◆ **Set task**
Copy everything in the data below exactly except the pictures.

********

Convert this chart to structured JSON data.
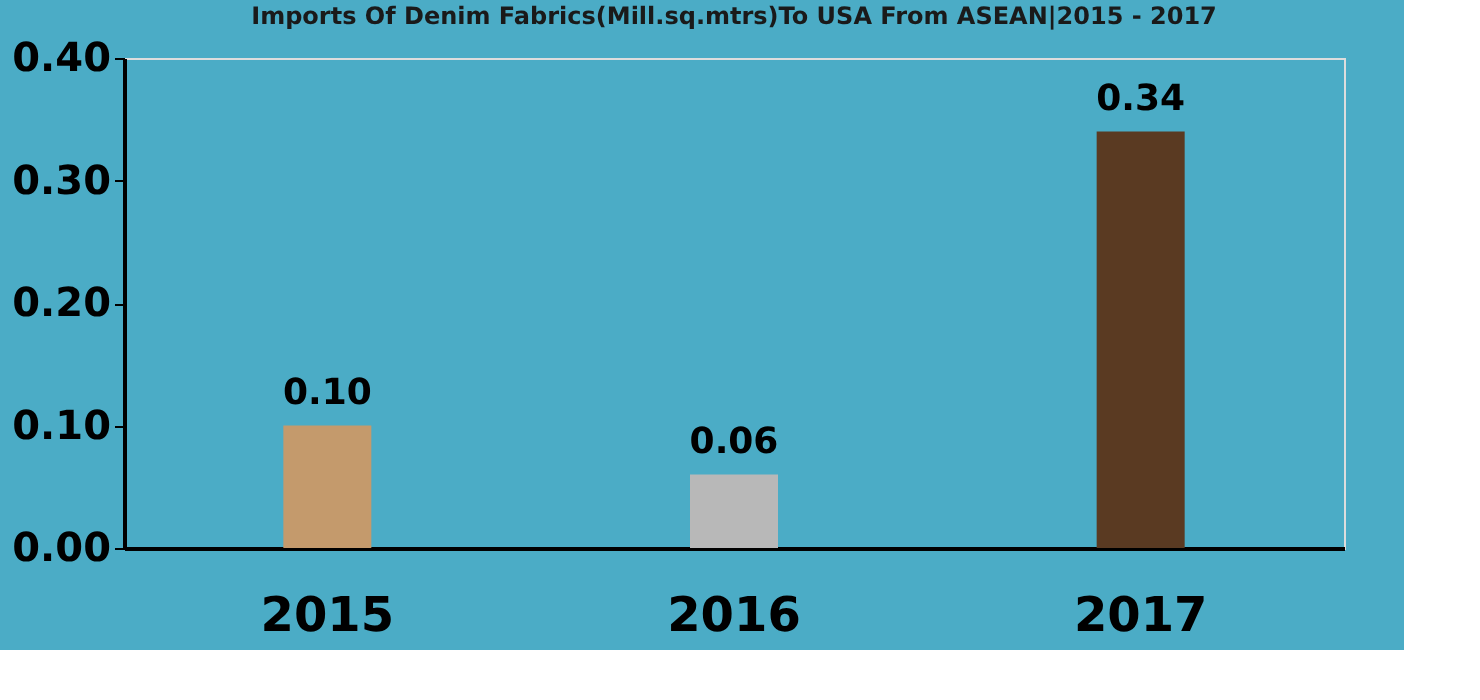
{
  "chart_data": {
    "type": "bar",
    "title": "Imports Of Denim Fabrics(Mill.sq.mtrs)To USA From ASEAN|2015 - 2017",
    "categories": [
      "2015",
      "2016",
      "2017"
    ],
    "values": [
      0.1,
      0.06,
      0.34
    ],
    "colors": [
      "#c49a6c",
      "#b8b8b8",
      "#5a3a22"
    ],
    "ylim": [
      0,
      0.4
    ],
    "yticks": [
      {
        "value": 0,
        "label": "0.00"
      },
      {
        "value": 0.1,
        "label": "0.10"
      },
      {
        "value": 0.2,
        "label": "0.20"
      },
      {
        "value": 0.3,
        "label": "0.30"
      },
      {
        "value": 0.4,
        "label": "0.40"
      }
    ],
    "grid": false,
    "value_labels": [
      "0.10",
      "0.06",
      "0.34"
    ]
  }
}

********

◆ **Exercise result**
Convert this chart to structured JSON data.
{
  "chart_data": {
    "type": "bar",
    "title": "Imports Of Denim Fabrics(Mill.sq.mtrs)To USA From ASEAN|2015 - 2017",
    "categories": [
      "2015",
      "2016",
      "2017"
    ],
    "values": [
      0.1,
      0.06,
      0.34
    ],
    "colors": [
      "#c49a6c",
      "#b8b8b8",
      "#5a3a22"
    ],
    "ylim": [
      0,
      0.4
    ],
    "yticks": [
      {
        "value": 0,
        "label": "0.00"
      },
      {
        "value": 0.1,
        "label": "0.10"
      },
      {
        "value": 0.2,
        "label": "0.20"
      },
      {
        "value": 0.3,
        "label": "0.30"
      },
      {
        "value": 0.4,
        "label": "0.40"
      }
    ],
    "grid": false,
    "value_labels": [
      "0.10",
      "0.06",
      "0.34"
    ]
  }
}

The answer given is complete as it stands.